__THE EXERCISE__.
Show every line in the records below that contains the word "midlertidigt".

__DATA SUPPLIED__.
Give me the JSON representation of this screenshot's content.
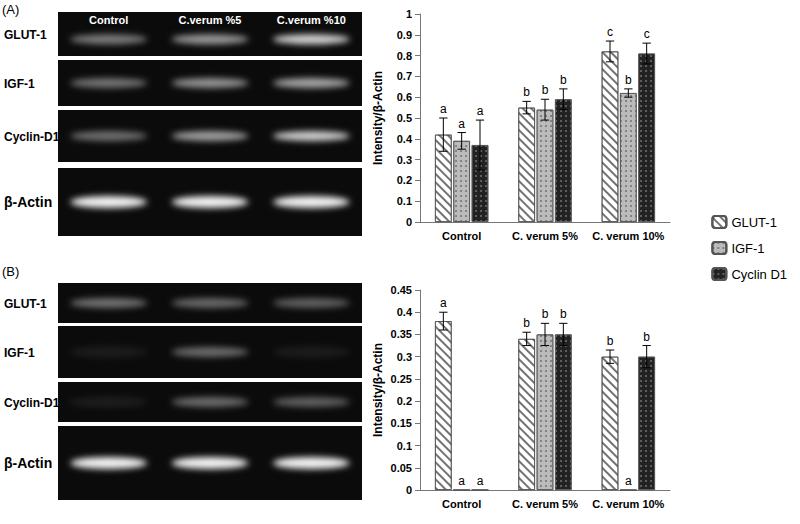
{
  "chart_data": [
    {
      "type": "bar",
      "y_label": "Intensity/β-Actin",
      "categories": [
        "Control",
        "C. verum 5%",
        "C. verum 10%"
      ],
      "series": [
        {
          "name": "GLUT-1",
          "color": "#ffffff",
          "values": [
            0.42,
            0.55,
            0.82
          ],
          "errors": [
            0.08,
            0.03,
            0.05
          ],
          "letters": [
            "a",
            "b",
            "c"
          ]
        },
        {
          "name": "IGF-1",
          "color": "#bbbbbb",
          "values": [
            0.39,
            0.54,
            0.62
          ],
          "errors": [
            0.04,
            0.05,
            0.02
          ],
          "letters": [
            "a",
            "b",
            "b"
          ]
        },
        {
          "name": "Cyclin D1",
          "color": "#222222",
          "values": [
            0.37,
            0.59,
            0.81
          ],
          "errors": [
            0.12,
            0.05,
            0.05
          ],
          "letters": [
            "a",
            "b",
            "c"
          ]
        }
      ],
      "ylim": [
        0,
        1
      ],
      "yticks": [
        0,
        0.1,
        0.2,
        0.3,
        0.4,
        0.5,
        0.6,
        0.7,
        0.8,
        0.9,
        1
      ],
      "grid": false,
      "legend": "right"
    },
    {
      "type": "bar",
      "y_label": "Intensity/β-Actin",
      "categories": [
        "Control",
        "C. verum 5%",
        "C. verum 10%"
      ],
      "series": [
        {
          "name": "GLUT-1",
          "color": "#ffffff",
          "values": [
            0.38,
            0.34,
            0.3
          ],
          "errors": [
            0.02,
            0.015,
            0.015
          ],
          "letters": [
            "a",
            "b",
            "b"
          ]
        },
        {
          "name": "IGF-1",
          "color": "#bbbbbb",
          "values": [
            0,
            0.35,
            0
          ],
          "errors": [
            null,
            0.025,
            null
          ],
          "letters": [
            "a",
            "b",
            "a"
          ]
        },
        {
          "name": "Cyclin D1",
          "color": "#222222",
          "values": [
            0,
            0.35,
            0.3
          ],
          "errors": [
            null,
            0.025,
            0.025
          ],
          "letters": [
            "a",
            "b",
            "b"
          ]
        }
      ],
      "ylim": [
        0,
        0.45
      ],
      "yticks": [
        0,
        0.05,
        0.1,
        0.15,
        0.2,
        0.25,
        0.3,
        0.35,
        0.4,
        0.45
      ],
      "grid": false
    }
  ],
  "figure": {
    "panels": [
      {
        "label": "(A)",
        "gel": {
          "lanes": [
            "Control",
            "C.verum %5",
            "C.verum %10"
          ],
          "rows": [
            "GLUT-1",
            "IGF-1",
            "Cyclin-D1",
            "β-Actin"
          ]
        }
      },
      {
        "label": "(B)",
        "gel": {
          "lanes": [],
          "rows": [
            "GLUT-1",
            "IGF-1",
            "Cyclin-D1",
            "β-Actin"
          ]
        }
      }
    ]
  }
}
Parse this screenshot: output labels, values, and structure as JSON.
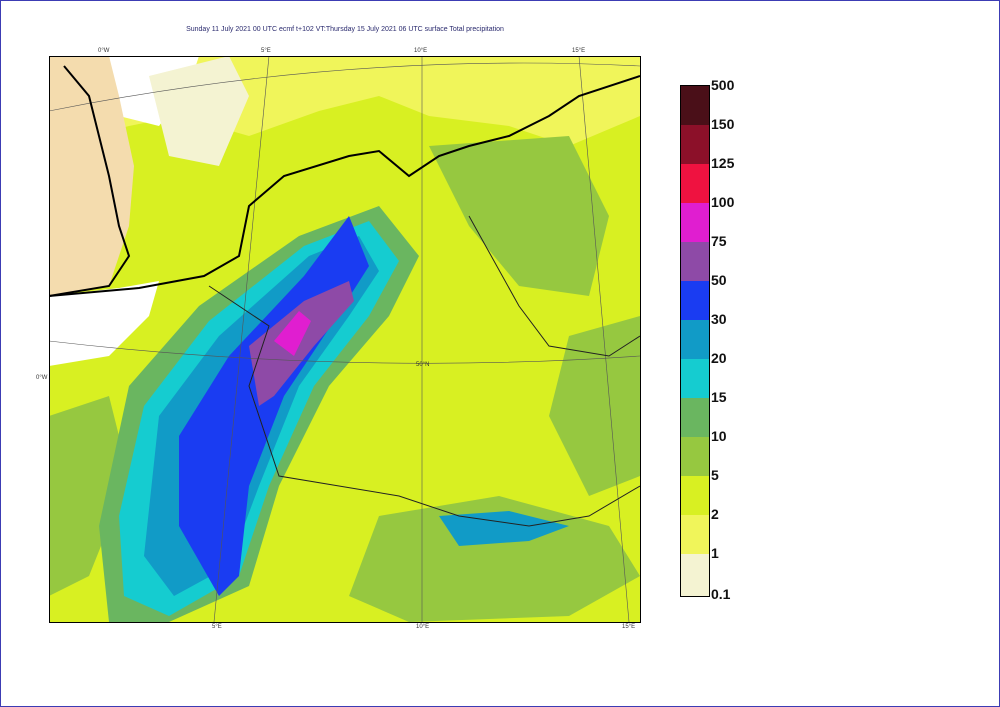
{
  "title": "Sunday 11 July 2021 00 UTC ecmf t+102 VT:Thursday 15 July 2021 06 UTC surface  Total precipitation",
  "map_labels": {
    "top": [
      "0°W",
      "5°E",
      "10°E",
      "15°E"
    ],
    "bottom": [
      "5°E",
      "10°E",
      "15°E"
    ],
    "left": "0°W",
    "lat": "50°N"
  },
  "legend": {
    "levels": [
      "500",
      "150",
      "125",
      "100",
      "75",
      "50",
      "30",
      "20",
      "15",
      "10",
      "5",
      "2",
      "1",
      "0.1"
    ],
    "colors": [
      "#4a0f18",
      "#8c1029",
      "#ef1240",
      "#e01ed0",
      "#8e4aa7",
      "#1a3cf2",
      "#119bc7",
      "#15ccd0",
      "#6ab660",
      "#96c840",
      "#d8f022",
      "#f0f55a",
      "#f4f3d2"
    ]
  },
  "colors": {
    "frame": "#3c3cb4",
    "land_light": "#e7f0a8",
    "uk_tan": "#f4dcae"
  }
}
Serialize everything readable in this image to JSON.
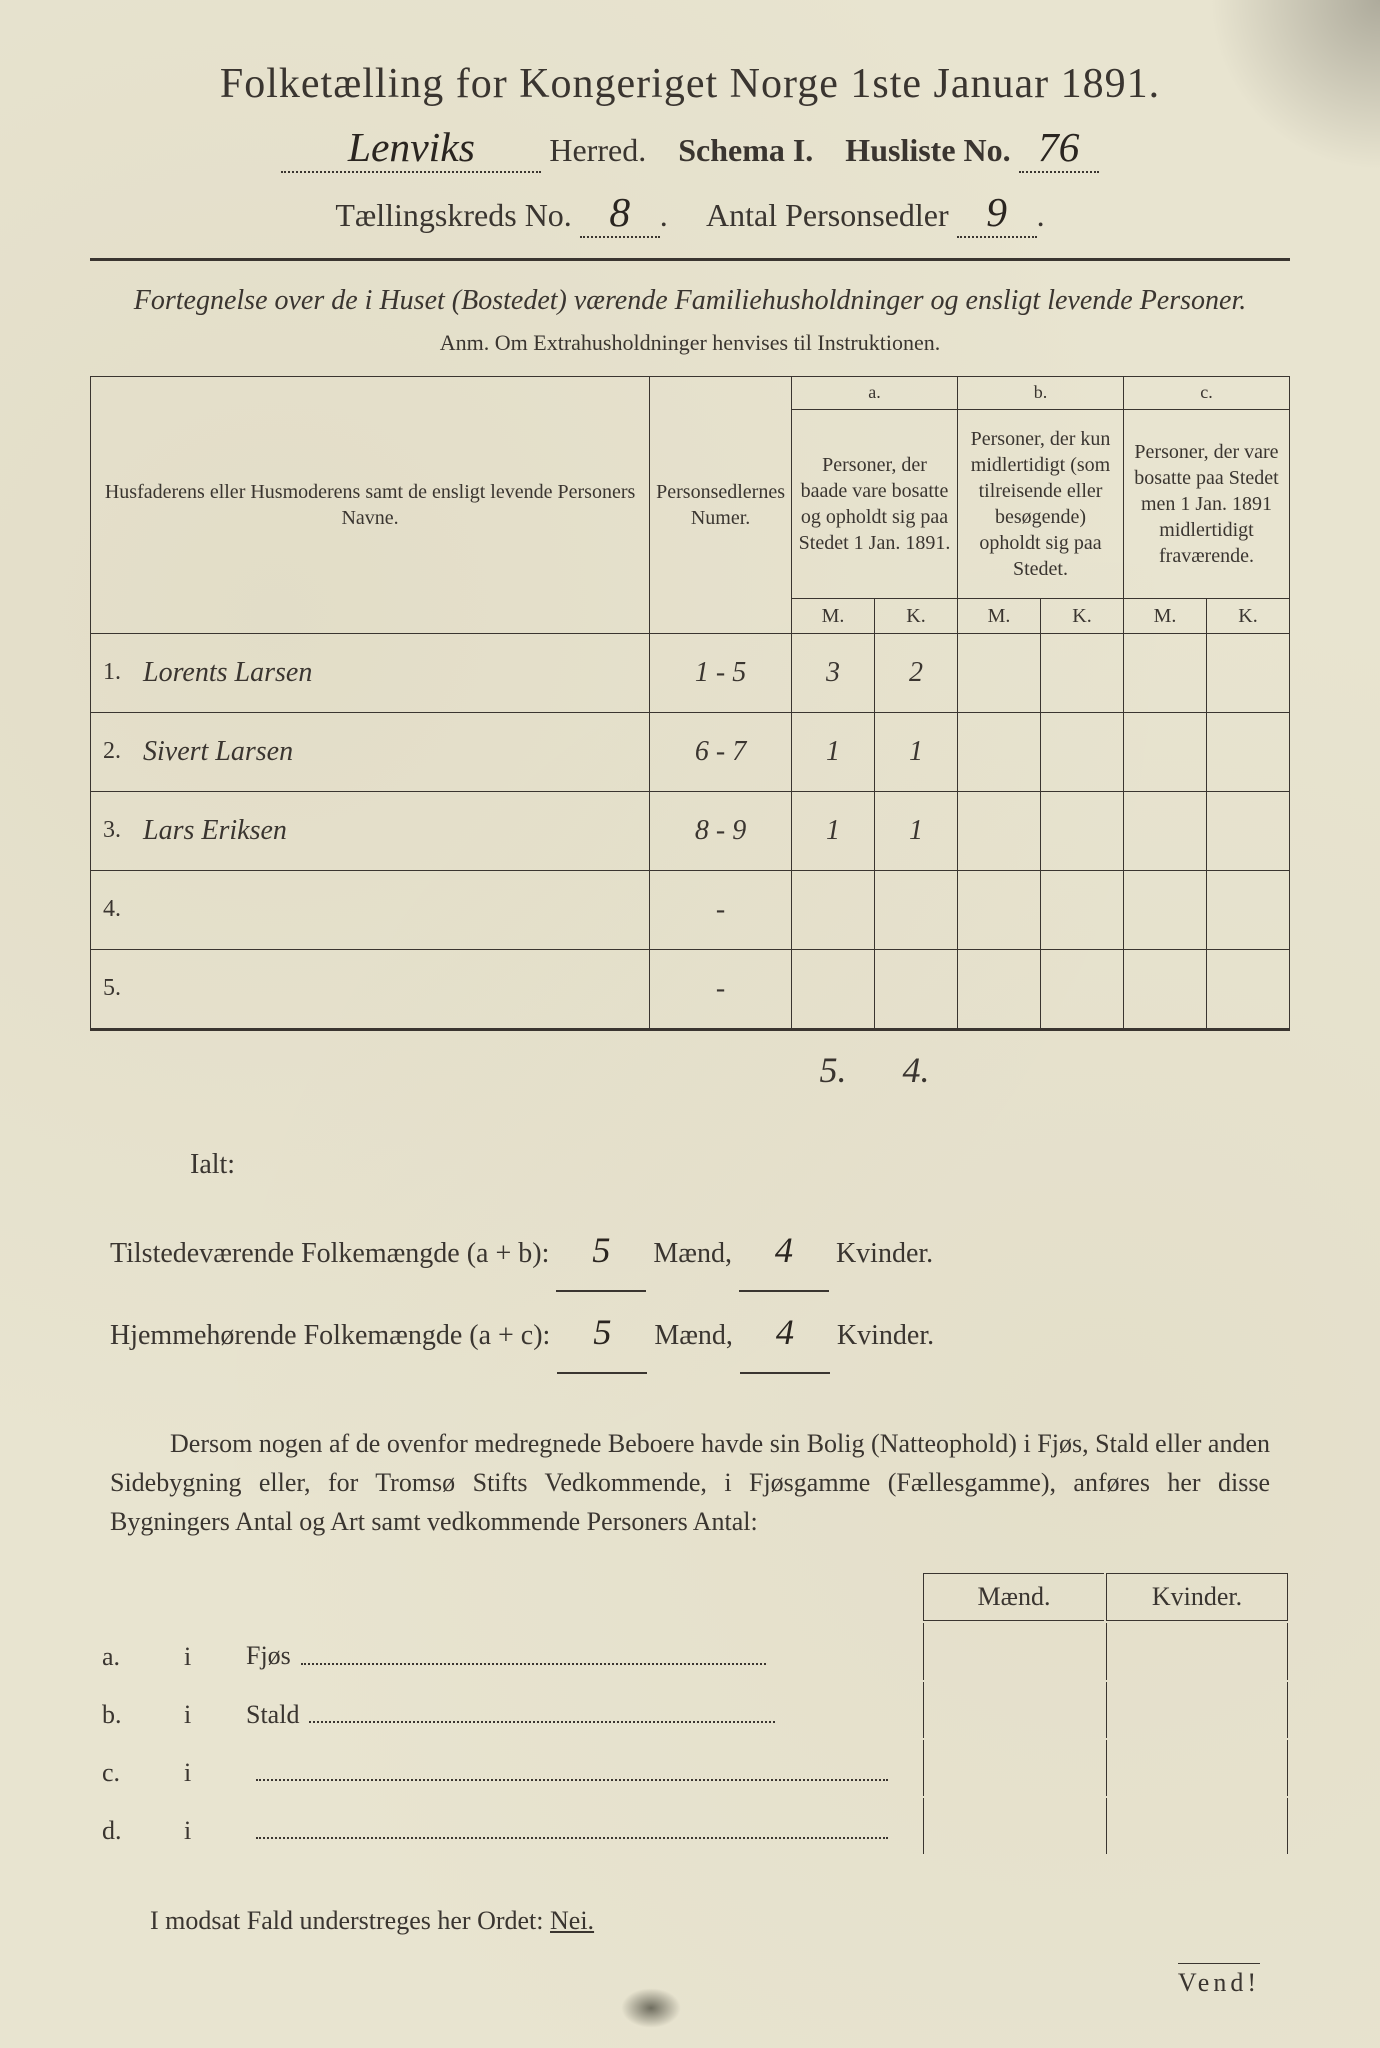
{
  "title": "Folketælling for Kongeriget Norge 1ste Januar 1891.",
  "herred": "Lenviks",
  "herred_label": "Herred.",
  "schema_label": "Schema I.",
  "husliste_label": "Husliste No.",
  "husliste_no": "76",
  "kreds_label": "Tællingskreds No.",
  "kreds_no": "8",
  "personsedler_label": "Antal Personsedler",
  "personsedler_no": "9",
  "subtitle": "Fortegnelse over de i Huset (Bostedet) værende Familiehusholdninger og ensligt levende Personer.",
  "anm": "Anm. Om Extrahusholdninger henvises til Instruktionen.",
  "col_name": "Husfaderens eller Husmoderens samt de ensligt levende Personers Navne.",
  "col_numer": "Personsedlernes Numer.",
  "col_a_label": "a.",
  "col_a_text": "Personer, der baade vare bosatte og opholdt sig paa Stedet 1 Jan. 1891.",
  "col_b_label": "b.",
  "col_b_text": "Personer, der kun midlertidigt (som tilreisende eller besøgende) opholdt sig paa Stedet.",
  "col_c_label": "c.",
  "col_c_text": "Personer, der vare bosatte paa Stedet men 1 Jan. 1891 midlertidigt fraværende.",
  "mk_m": "M.",
  "mk_k": "K.",
  "rows": [
    {
      "num": "1.",
      "name": "Lorents Larsen",
      "sedler": "1 - 5",
      "am": "3",
      "ak": "2",
      "bm": "",
      "bk": "",
      "cm": "",
      "ck": ""
    },
    {
      "num": "2.",
      "name": "Sivert Larsen",
      "sedler": "6 - 7",
      "am": "1",
      "ak": "1",
      "bm": "",
      "bk": "",
      "cm": "",
      "ck": ""
    },
    {
      "num": "3.",
      "name": "Lars Eriksen",
      "sedler": "8 - 9",
      "am": "1",
      "ak": "1",
      "bm": "",
      "bk": "",
      "cm": "",
      "ck": ""
    },
    {
      "num": "4.",
      "name": "",
      "sedler": "-",
      "am": "",
      "ak": "",
      "bm": "",
      "bk": "",
      "cm": "",
      "ck": ""
    },
    {
      "num": "5.",
      "name": "",
      "sedler": "-",
      "am": "",
      "ak": "",
      "bm": "",
      "bk": "",
      "cm": "",
      "ck": ""
    }
  ],
  "totals": {
    "am": "5",
    "ak": "4"
  },
  "ialt": "Ialt:",
  "tilstedev_label": "Tilstedeværende Folkemængde (a + b):",
  "hjemmeh_label": "Hjemmehørende Folkemængde (a + c):",
  "tilstedev_m": "5",
  "tilstedev_k": "4",
  "hjemmeh_m": "5",
  "hjemmeh_k": "4",
  "maend": "Mænd,",
  "kvinder": "Kvinder.",
  "body_text": "Dersom nogen af de ovenfor medregnede Beboere havde sin Bolig (Natteophold) i Fjøs, Stald eller anden Sidebygning eller, for Tromsø Stifts Vedkommende, i Fjøsgamme (Fællesgamme), anføres her disse Bygningers Antal og Art samt vedkommende Personers Antal:",
  "maend_h": "Mænd.",
  "kvinder_h": "Kvinder.",
  "lower_rows": [
    {
      "label": "a.",
      "i": "i",
      "type": "Fjøs"
    },
    {
      "label": "b.",
      "i": "i",
      "type": "Stald"
    },
    {
      "label": "c.",
      "i": "i",
      "type": ""
    },
    {
      "label": "d.",
      "i": "i",
      "type": ""
    }
  ],
  "footer": "I modsat Fald understreges her Ordet:",
  "nei": "Nei.",
  "vend": "Vend!"
}
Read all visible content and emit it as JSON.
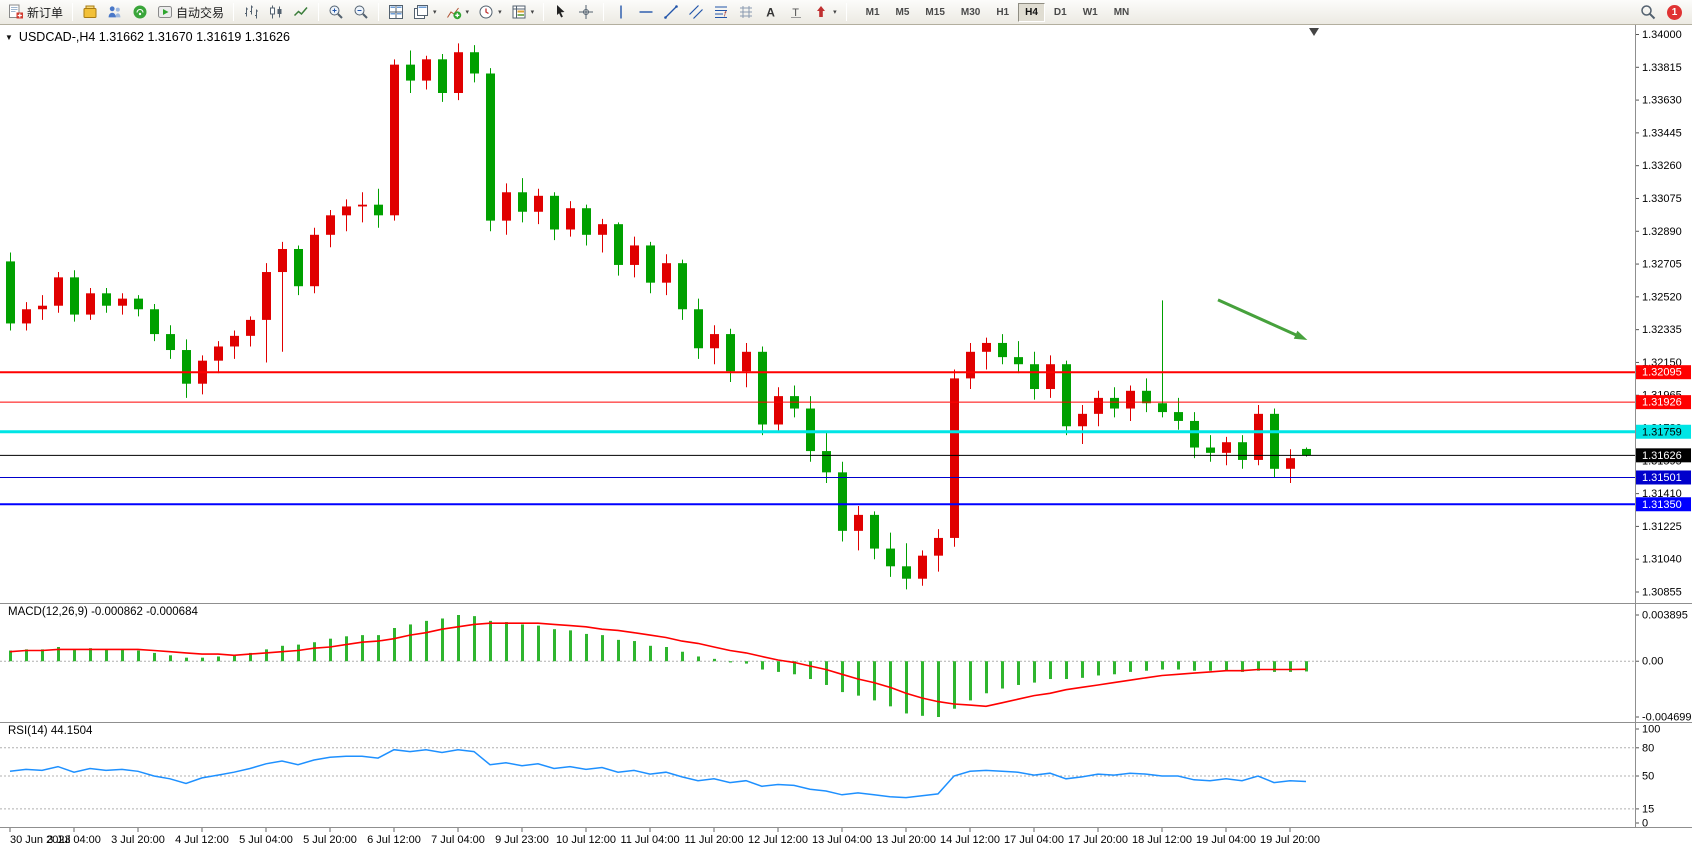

__THE COMPLETED TASK__.
  "col_b_text": "Personer, der kun midlertidigt (som tilreisende eller besøgende) opholdt sig paa Stedet.",
  "col_c_text": "Personer, der vare bosatte paa Stedet men 1 Jan. 1891 midlertidigt fraværende.",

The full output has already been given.